■ **To be done**:
Each line below either holds the string "title" or doesn't. Count those that do and give only the number.

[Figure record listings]
.....

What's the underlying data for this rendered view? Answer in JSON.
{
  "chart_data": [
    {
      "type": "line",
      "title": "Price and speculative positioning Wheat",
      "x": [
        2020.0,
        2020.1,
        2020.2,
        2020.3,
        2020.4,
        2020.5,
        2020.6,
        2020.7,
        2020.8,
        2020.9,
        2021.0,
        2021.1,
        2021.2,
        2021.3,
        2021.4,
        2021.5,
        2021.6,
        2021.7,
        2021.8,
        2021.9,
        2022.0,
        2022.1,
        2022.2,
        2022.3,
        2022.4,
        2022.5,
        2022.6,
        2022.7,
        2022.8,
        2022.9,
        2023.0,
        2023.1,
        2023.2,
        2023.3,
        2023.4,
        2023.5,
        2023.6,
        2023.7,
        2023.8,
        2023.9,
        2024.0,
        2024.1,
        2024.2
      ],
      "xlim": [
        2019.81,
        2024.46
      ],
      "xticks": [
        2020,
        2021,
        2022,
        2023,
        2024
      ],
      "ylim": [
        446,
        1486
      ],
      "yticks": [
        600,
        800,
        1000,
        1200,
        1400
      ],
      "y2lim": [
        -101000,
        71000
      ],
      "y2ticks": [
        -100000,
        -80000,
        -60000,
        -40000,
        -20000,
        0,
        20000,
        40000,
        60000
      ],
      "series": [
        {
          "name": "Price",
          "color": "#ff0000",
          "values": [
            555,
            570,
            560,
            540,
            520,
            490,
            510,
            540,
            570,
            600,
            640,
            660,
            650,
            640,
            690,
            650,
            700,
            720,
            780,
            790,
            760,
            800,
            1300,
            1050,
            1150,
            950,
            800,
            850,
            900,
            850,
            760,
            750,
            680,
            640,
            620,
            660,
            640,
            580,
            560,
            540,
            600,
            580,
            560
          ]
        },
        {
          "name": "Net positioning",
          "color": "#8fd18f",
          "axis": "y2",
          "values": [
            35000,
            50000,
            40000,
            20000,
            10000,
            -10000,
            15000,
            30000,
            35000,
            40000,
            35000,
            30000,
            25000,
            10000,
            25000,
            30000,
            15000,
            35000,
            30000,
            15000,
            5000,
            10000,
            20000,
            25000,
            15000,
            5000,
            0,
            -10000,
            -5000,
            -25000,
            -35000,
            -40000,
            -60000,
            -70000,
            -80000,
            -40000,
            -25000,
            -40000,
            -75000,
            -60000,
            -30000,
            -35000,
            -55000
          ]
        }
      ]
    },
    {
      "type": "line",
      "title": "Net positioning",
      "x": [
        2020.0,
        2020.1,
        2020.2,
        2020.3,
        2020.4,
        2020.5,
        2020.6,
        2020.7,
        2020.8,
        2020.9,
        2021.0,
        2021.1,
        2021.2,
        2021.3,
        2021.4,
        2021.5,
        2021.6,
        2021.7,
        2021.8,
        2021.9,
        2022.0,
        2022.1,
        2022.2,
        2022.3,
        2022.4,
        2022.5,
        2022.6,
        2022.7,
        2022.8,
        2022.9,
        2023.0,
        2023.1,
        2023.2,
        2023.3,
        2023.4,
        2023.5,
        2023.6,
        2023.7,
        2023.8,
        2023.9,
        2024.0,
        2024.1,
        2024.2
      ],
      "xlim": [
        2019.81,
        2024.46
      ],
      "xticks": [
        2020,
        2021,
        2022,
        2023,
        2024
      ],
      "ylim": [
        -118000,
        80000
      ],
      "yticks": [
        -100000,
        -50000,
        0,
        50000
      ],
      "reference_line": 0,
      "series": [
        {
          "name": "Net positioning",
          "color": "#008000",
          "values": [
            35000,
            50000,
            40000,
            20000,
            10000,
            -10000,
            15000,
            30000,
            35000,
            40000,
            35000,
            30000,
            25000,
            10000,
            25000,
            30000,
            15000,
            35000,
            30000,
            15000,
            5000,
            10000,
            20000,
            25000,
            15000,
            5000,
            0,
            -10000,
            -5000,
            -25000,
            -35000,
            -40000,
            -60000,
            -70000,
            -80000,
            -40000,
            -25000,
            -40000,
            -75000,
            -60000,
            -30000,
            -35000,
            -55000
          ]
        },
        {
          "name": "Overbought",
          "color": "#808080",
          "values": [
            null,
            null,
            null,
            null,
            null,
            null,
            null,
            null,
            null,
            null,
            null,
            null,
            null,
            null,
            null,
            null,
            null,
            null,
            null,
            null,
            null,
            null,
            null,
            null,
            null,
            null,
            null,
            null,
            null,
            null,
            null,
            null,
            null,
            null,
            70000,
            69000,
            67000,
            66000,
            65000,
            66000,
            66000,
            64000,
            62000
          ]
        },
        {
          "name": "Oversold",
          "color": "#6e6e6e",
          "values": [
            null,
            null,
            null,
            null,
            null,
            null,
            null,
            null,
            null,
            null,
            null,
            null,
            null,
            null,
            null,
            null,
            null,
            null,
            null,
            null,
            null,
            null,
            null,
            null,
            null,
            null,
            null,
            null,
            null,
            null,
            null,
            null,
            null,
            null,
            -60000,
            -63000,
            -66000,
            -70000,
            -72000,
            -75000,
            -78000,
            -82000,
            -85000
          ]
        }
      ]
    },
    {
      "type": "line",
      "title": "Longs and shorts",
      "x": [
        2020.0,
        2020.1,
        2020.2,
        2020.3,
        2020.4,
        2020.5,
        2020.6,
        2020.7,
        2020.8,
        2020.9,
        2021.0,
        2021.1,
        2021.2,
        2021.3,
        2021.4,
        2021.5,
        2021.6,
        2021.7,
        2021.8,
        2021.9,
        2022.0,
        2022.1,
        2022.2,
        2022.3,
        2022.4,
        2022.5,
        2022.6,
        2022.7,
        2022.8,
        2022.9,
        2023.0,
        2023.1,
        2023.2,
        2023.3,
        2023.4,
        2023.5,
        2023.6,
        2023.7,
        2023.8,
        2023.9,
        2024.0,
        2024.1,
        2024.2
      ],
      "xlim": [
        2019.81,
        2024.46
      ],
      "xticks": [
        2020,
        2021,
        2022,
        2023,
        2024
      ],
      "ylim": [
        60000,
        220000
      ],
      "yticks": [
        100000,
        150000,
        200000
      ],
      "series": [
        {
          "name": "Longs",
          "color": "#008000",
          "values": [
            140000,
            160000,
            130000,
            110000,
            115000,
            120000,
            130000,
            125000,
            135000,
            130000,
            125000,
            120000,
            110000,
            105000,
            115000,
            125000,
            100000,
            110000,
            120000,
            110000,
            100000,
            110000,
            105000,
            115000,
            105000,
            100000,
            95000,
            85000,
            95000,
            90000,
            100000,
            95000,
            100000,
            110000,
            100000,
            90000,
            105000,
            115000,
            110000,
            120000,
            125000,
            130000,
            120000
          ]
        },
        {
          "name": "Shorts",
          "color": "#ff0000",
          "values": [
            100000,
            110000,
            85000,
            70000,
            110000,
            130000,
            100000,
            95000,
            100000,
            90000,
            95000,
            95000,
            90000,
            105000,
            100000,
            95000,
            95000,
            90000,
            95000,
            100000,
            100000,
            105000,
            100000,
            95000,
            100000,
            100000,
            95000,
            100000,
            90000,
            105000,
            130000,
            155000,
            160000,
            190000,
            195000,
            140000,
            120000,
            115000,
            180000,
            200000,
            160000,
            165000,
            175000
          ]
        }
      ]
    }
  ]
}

.....

■ **Solved exercise**:
3